*Written problem*: Take every line where the string "output" appears and copy it.

Dataset entries on figures
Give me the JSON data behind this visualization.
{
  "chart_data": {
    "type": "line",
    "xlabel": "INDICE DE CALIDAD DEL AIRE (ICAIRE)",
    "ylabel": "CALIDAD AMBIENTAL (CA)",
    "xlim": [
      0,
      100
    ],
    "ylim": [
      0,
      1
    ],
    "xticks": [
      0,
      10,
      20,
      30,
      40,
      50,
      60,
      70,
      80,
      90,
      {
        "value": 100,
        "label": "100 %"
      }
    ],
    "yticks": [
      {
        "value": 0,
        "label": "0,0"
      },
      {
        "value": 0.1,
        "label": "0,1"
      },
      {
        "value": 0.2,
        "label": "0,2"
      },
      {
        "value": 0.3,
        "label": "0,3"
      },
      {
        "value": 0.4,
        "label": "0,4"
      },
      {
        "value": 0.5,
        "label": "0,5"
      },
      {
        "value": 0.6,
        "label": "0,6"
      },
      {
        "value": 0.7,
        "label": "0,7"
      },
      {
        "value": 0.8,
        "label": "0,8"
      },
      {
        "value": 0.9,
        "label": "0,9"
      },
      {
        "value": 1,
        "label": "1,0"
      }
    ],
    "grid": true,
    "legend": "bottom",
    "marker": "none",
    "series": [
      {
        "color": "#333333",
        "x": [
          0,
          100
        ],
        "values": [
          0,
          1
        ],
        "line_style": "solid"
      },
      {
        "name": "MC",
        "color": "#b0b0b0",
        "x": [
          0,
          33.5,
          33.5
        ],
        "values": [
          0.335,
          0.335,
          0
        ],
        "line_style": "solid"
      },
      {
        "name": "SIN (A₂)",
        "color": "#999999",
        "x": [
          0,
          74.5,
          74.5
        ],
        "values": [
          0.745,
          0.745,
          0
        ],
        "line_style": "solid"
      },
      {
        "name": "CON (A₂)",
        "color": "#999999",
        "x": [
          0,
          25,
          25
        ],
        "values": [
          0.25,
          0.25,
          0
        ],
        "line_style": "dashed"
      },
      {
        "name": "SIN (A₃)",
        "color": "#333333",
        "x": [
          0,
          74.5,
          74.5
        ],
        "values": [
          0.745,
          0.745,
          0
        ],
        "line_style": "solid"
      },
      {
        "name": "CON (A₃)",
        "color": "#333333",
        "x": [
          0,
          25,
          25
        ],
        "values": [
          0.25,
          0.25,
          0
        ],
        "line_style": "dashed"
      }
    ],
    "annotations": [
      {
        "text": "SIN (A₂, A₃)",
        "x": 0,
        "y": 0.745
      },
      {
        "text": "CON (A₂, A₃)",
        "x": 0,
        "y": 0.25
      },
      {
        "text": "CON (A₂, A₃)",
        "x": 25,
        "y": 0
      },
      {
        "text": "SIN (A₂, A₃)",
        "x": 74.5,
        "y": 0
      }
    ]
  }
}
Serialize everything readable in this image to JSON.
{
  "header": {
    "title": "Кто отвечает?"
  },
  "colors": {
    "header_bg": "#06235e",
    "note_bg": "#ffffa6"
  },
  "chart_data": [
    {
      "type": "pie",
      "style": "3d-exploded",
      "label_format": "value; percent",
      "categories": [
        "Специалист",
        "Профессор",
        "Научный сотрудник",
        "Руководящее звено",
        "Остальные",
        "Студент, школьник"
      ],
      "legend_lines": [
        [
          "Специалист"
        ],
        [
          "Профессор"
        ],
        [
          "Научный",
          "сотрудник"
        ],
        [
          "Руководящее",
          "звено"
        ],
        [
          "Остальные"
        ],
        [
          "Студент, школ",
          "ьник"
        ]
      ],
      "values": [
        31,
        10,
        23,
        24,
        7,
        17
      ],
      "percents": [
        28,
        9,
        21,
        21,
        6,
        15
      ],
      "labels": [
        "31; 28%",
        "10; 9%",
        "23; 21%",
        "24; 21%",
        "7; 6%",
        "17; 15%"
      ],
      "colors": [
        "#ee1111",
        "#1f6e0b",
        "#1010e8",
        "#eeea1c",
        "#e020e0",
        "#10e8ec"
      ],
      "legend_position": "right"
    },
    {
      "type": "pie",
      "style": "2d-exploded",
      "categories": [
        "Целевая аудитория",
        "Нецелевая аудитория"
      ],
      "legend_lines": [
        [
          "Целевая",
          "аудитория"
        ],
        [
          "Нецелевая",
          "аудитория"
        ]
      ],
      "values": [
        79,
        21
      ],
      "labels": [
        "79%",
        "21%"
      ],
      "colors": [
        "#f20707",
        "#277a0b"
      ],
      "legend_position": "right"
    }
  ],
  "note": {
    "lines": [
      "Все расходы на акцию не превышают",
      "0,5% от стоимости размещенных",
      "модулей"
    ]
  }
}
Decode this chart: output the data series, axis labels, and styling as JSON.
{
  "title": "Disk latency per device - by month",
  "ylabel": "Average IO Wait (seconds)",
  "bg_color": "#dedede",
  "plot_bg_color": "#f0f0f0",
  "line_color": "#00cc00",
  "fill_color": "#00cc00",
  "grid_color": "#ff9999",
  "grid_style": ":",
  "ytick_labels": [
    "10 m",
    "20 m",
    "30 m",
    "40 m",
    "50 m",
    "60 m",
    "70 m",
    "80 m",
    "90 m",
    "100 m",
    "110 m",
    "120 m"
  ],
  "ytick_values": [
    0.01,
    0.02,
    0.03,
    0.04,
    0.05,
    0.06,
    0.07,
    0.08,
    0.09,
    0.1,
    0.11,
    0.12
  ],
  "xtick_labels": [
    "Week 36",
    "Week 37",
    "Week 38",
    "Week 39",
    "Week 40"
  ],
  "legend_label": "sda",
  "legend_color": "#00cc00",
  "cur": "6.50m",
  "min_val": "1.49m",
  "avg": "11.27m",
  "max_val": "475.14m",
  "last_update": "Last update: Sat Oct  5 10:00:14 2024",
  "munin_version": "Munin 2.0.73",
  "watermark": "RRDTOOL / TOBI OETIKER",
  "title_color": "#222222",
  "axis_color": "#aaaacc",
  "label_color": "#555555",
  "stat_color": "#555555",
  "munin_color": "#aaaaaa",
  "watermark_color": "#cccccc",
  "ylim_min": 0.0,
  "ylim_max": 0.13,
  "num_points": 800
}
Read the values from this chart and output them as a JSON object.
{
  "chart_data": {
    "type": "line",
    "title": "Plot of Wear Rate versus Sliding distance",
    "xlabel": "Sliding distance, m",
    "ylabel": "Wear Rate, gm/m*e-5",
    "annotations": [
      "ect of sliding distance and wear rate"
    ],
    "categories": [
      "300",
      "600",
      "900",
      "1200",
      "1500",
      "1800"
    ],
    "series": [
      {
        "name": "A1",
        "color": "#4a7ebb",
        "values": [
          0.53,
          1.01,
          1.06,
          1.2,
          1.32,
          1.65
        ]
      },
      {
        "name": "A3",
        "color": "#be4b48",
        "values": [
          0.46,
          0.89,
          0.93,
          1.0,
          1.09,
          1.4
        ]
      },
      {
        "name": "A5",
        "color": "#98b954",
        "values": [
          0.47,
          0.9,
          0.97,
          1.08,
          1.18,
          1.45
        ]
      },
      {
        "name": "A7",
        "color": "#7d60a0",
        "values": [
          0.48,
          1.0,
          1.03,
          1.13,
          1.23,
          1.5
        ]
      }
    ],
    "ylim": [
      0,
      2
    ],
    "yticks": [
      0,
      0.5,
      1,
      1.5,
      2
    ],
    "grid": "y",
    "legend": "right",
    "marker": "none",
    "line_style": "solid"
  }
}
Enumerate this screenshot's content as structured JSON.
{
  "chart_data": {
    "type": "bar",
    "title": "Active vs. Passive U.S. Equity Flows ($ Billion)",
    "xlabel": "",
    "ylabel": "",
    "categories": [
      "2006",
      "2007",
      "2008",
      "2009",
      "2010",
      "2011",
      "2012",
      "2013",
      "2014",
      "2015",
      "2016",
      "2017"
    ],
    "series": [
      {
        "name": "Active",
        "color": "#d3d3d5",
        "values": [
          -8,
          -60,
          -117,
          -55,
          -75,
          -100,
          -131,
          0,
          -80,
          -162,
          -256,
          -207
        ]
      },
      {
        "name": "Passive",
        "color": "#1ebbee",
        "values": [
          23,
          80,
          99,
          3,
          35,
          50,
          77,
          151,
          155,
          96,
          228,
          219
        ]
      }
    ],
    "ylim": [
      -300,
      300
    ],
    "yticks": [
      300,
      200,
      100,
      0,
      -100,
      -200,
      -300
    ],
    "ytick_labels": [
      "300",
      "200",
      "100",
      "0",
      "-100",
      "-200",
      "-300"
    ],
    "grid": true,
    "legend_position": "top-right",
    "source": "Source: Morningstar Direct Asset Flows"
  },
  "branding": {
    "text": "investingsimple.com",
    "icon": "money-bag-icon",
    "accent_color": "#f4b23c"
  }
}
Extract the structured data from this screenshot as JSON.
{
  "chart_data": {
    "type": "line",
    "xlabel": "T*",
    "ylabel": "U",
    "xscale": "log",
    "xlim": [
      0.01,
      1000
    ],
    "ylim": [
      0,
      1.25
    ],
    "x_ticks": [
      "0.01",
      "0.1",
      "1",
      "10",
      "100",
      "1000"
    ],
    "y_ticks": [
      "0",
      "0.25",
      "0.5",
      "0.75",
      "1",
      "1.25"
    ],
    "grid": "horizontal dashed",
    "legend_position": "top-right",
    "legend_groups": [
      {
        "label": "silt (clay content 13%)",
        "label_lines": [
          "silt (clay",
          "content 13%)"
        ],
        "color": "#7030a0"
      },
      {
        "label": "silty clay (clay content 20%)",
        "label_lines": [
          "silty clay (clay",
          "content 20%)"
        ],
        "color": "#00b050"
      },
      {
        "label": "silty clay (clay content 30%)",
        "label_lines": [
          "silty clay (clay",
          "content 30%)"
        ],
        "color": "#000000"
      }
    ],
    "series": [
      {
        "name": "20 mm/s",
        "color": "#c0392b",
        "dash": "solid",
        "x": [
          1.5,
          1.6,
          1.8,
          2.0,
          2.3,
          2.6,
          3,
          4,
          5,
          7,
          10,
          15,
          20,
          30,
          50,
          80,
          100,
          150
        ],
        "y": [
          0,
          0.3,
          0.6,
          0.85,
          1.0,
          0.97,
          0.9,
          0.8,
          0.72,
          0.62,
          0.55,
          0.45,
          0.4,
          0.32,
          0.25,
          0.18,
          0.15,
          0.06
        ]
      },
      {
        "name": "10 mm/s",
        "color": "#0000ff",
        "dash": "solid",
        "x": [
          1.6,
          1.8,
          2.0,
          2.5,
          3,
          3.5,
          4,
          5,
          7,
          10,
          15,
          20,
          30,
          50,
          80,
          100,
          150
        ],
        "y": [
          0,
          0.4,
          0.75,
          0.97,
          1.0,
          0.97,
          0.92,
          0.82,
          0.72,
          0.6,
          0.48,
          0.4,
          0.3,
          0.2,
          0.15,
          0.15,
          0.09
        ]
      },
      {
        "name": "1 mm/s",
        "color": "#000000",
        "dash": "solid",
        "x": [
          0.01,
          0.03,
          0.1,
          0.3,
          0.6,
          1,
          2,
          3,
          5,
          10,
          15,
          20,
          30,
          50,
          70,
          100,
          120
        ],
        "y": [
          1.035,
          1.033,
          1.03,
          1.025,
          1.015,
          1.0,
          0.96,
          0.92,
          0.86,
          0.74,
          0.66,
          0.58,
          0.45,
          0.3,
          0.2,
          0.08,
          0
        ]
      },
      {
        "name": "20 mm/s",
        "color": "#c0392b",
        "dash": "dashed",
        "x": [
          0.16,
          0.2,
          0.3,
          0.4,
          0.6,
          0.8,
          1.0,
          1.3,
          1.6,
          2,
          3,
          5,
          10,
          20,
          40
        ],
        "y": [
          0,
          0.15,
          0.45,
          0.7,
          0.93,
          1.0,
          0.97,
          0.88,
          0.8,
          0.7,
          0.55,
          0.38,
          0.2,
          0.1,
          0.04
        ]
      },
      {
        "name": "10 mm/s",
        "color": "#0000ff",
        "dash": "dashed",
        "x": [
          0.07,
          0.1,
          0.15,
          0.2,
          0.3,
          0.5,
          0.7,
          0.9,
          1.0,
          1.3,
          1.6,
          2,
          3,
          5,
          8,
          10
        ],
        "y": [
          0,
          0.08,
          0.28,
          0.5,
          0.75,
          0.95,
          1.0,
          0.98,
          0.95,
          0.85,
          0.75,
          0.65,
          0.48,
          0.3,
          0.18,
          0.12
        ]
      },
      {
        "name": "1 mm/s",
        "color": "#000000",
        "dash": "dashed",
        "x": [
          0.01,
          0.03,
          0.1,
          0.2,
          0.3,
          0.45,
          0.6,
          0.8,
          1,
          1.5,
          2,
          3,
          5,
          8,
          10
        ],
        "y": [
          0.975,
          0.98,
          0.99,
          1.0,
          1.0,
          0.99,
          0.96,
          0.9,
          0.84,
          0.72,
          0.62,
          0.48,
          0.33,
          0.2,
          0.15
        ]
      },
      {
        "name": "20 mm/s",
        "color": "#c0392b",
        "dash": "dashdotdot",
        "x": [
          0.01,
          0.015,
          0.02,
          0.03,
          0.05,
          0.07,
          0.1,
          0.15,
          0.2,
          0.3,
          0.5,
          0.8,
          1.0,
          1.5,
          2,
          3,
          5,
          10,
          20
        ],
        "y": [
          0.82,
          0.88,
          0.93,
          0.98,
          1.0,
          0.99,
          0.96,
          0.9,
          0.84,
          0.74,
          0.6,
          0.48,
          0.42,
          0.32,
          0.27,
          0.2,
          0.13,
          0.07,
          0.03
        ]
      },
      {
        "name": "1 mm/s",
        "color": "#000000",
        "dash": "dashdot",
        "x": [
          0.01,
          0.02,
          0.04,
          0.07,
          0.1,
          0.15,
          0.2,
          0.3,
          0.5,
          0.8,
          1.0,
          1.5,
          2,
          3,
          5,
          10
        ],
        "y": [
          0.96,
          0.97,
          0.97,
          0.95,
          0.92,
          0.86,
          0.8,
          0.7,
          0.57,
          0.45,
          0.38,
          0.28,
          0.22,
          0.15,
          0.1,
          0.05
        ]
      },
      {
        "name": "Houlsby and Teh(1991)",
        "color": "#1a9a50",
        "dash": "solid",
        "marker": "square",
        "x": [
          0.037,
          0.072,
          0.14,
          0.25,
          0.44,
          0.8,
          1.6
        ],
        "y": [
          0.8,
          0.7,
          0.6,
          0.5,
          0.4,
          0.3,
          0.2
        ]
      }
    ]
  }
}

*Task solution*:
Decode this chart: output the data series, axis labels, and styling as JSON.
Read the values from this chart and output them as a JSON object.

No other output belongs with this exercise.